Extracted records:

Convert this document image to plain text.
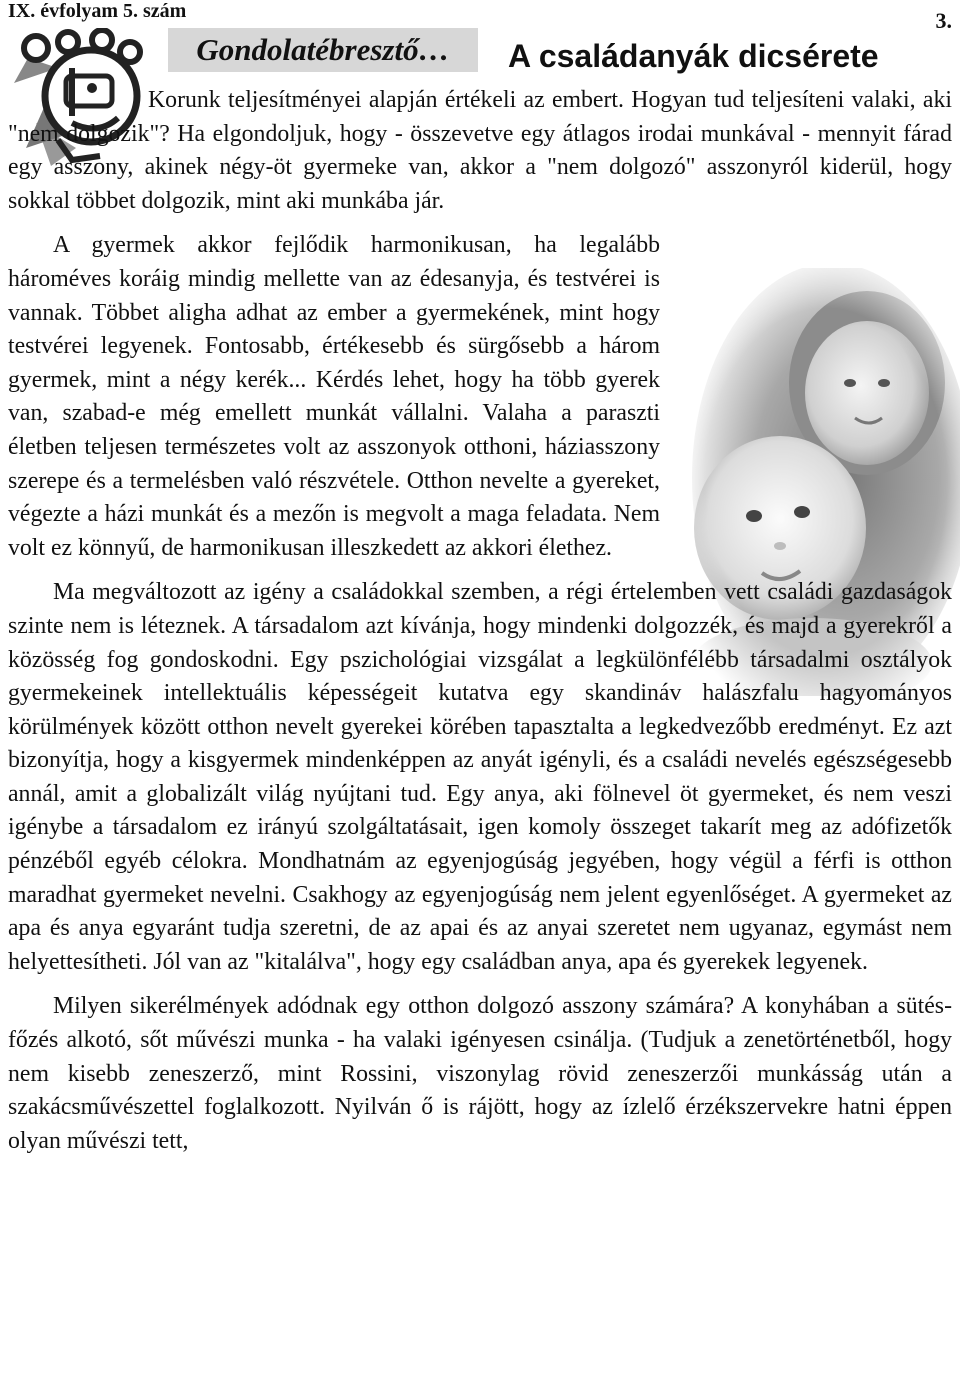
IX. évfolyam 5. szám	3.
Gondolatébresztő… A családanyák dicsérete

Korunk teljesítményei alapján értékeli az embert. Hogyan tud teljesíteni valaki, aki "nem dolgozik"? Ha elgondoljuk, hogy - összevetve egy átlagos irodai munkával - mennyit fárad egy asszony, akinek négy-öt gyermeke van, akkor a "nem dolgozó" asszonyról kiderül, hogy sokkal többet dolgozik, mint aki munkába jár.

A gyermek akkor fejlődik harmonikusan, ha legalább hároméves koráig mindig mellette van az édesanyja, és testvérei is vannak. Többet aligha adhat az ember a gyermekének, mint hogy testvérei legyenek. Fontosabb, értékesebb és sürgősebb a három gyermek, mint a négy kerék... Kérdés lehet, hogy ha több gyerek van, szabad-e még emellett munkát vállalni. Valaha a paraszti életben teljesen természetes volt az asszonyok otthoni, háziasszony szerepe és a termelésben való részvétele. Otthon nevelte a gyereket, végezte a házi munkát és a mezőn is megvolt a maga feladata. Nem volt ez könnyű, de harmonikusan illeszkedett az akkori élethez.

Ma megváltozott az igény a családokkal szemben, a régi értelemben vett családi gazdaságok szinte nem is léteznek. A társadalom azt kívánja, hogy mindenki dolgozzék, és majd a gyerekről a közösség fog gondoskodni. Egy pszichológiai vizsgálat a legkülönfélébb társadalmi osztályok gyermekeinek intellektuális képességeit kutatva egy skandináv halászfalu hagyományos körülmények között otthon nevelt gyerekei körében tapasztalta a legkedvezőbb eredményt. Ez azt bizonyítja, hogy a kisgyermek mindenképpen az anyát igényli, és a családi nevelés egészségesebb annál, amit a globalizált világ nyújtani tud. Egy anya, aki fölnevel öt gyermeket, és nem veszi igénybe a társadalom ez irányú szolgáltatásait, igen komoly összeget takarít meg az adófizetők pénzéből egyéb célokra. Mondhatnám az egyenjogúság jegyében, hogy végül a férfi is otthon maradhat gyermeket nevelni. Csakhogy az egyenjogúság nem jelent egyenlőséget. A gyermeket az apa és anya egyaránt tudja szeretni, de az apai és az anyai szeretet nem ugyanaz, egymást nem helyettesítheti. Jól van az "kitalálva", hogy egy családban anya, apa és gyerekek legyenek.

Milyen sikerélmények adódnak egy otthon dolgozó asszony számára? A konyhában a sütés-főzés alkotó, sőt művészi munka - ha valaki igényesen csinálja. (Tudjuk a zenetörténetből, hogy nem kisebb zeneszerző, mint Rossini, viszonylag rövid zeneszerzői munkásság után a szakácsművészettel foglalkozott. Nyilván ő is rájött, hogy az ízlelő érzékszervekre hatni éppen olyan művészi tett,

--

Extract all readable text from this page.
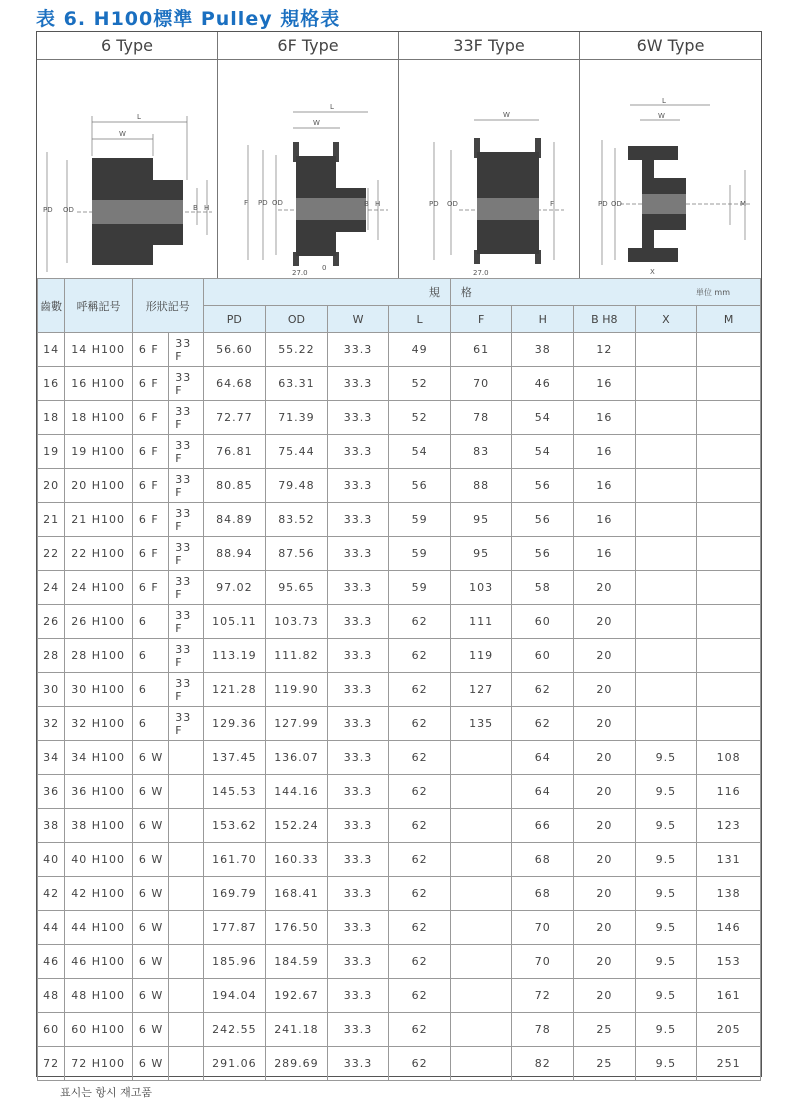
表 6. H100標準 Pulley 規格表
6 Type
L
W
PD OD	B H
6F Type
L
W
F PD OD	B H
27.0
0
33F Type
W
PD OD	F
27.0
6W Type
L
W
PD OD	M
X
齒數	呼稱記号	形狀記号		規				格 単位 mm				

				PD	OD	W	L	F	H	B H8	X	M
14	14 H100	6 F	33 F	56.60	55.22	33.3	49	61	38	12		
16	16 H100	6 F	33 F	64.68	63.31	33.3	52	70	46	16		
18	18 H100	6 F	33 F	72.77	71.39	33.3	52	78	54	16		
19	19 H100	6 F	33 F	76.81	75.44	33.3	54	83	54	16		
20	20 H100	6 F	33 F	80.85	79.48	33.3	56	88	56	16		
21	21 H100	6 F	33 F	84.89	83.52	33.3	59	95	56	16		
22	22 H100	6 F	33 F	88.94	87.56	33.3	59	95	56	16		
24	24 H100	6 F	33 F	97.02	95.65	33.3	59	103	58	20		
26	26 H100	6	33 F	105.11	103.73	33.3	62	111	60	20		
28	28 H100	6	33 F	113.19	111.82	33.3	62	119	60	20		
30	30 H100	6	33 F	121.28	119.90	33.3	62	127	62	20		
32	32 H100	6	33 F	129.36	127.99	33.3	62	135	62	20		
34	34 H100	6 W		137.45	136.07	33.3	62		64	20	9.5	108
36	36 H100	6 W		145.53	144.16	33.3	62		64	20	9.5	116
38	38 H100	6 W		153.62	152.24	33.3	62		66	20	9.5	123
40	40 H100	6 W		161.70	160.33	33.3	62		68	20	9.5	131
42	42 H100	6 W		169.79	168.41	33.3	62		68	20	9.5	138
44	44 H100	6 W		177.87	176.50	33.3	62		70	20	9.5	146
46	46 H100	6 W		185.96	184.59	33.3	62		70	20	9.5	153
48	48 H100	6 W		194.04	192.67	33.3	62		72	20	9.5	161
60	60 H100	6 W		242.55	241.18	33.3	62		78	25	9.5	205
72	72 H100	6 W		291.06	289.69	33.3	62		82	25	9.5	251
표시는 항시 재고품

What is being asked: Establish how many lines of the material above hold the word "this". Nothing but the count should be returned.

The solution: 2